#### The problem
Examine the material below. Gather every line in which the string "Saliente" appears.

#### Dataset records
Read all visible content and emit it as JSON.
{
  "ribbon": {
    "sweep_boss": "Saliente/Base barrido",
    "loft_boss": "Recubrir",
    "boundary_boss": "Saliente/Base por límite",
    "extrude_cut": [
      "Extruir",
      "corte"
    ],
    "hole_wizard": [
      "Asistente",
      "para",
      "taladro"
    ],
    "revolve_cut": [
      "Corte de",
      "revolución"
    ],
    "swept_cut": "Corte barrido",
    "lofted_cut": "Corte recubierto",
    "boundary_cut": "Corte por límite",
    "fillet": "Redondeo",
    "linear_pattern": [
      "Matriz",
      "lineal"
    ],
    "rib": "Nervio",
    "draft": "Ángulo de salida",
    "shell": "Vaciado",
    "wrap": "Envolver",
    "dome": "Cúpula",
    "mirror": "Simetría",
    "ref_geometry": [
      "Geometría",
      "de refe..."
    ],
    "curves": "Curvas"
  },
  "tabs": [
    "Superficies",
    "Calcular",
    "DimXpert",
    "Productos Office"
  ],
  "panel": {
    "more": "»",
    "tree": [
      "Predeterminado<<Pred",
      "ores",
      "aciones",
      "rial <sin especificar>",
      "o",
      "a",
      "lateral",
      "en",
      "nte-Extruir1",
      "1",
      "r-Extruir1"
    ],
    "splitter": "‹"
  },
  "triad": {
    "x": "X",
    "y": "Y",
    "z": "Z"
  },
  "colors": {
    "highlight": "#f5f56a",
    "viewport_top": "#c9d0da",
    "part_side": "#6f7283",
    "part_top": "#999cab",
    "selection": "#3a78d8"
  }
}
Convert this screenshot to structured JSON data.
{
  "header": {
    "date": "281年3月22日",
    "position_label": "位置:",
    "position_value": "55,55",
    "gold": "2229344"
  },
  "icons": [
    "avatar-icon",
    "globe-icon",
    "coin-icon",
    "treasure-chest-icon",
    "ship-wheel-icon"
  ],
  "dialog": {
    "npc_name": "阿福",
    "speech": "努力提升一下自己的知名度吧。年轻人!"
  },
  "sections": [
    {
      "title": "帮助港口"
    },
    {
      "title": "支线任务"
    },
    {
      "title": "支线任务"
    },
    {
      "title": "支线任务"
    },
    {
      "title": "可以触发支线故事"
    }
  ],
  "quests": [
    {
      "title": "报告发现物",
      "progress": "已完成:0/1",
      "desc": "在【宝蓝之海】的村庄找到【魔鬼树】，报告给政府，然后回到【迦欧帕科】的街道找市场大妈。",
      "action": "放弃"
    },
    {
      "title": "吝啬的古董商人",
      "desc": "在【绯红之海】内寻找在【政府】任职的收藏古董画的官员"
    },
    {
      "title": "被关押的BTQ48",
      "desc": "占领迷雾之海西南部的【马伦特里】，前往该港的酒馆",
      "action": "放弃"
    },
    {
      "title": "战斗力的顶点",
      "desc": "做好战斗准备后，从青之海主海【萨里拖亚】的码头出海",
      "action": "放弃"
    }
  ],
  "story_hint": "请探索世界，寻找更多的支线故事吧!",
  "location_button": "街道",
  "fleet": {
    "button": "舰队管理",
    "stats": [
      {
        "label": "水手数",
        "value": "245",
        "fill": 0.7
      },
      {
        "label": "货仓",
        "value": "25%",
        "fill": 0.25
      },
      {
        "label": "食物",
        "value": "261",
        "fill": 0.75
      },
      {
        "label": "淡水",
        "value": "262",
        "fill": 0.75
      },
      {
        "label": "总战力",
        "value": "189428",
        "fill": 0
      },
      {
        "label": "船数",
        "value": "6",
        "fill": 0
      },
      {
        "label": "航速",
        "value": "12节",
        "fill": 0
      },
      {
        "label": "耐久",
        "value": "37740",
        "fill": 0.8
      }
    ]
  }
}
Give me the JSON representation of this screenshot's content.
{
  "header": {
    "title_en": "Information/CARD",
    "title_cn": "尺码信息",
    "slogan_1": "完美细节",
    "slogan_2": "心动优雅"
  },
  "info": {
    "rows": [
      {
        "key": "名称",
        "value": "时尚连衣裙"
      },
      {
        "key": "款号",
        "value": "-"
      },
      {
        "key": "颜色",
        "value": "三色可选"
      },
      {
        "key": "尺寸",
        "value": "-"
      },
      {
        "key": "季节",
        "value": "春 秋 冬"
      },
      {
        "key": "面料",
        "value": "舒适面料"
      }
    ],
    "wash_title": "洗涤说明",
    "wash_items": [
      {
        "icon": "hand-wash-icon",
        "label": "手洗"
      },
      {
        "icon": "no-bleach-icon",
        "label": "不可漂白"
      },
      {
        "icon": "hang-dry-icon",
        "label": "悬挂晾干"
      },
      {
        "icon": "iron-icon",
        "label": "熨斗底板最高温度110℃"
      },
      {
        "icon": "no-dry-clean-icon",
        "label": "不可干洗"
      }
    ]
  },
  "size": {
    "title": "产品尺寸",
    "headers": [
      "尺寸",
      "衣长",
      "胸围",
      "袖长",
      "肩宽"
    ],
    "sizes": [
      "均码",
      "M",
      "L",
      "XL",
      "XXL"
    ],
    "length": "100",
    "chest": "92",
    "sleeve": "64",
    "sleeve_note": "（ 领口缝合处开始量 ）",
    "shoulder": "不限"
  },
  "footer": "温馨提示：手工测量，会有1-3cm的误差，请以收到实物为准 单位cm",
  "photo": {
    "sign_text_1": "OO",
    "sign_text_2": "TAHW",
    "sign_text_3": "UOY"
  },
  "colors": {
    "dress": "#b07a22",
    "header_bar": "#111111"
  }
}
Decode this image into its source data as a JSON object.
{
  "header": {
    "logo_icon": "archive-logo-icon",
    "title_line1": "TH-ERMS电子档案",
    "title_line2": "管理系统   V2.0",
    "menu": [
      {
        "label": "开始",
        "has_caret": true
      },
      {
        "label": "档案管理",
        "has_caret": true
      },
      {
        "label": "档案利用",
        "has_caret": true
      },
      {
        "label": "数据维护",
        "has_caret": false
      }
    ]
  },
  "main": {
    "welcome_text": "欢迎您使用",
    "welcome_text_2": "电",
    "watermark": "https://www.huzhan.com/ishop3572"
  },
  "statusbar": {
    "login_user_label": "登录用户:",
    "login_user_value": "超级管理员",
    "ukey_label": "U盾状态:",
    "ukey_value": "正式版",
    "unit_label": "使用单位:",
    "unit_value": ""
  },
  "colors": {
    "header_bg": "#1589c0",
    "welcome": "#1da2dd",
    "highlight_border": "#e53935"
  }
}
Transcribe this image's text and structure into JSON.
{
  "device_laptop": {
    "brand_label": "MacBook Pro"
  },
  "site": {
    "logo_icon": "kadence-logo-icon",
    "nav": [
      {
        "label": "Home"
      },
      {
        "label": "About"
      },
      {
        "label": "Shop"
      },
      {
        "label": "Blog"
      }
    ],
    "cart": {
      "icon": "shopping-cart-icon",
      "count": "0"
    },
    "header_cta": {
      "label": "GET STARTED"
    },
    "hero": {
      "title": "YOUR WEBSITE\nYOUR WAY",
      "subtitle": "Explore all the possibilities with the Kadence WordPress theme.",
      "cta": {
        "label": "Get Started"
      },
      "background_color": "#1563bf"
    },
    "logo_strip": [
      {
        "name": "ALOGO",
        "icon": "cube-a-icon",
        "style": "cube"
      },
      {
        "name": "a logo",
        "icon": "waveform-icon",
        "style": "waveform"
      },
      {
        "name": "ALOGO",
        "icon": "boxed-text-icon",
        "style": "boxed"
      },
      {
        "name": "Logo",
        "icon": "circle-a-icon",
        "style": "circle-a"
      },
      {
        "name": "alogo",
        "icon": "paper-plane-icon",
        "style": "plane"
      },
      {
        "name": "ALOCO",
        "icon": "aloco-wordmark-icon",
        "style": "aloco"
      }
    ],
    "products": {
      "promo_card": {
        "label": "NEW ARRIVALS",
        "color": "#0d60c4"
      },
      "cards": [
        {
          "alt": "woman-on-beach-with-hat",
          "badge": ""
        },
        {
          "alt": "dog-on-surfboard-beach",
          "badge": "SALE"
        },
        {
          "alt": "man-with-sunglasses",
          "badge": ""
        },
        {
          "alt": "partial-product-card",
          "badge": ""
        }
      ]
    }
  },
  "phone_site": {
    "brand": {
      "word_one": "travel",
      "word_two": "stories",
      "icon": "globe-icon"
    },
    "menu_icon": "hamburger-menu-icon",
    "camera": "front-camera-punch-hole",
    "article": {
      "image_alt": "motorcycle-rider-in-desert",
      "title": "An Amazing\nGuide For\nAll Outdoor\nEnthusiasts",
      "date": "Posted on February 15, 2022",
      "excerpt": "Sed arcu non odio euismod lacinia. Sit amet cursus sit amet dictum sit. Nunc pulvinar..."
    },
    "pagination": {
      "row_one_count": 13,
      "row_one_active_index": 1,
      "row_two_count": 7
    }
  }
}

#### Written reply
    "sweep_boss": "Saliente/Base barrido",
    "boundary_boss": "Saliente/Base por límite",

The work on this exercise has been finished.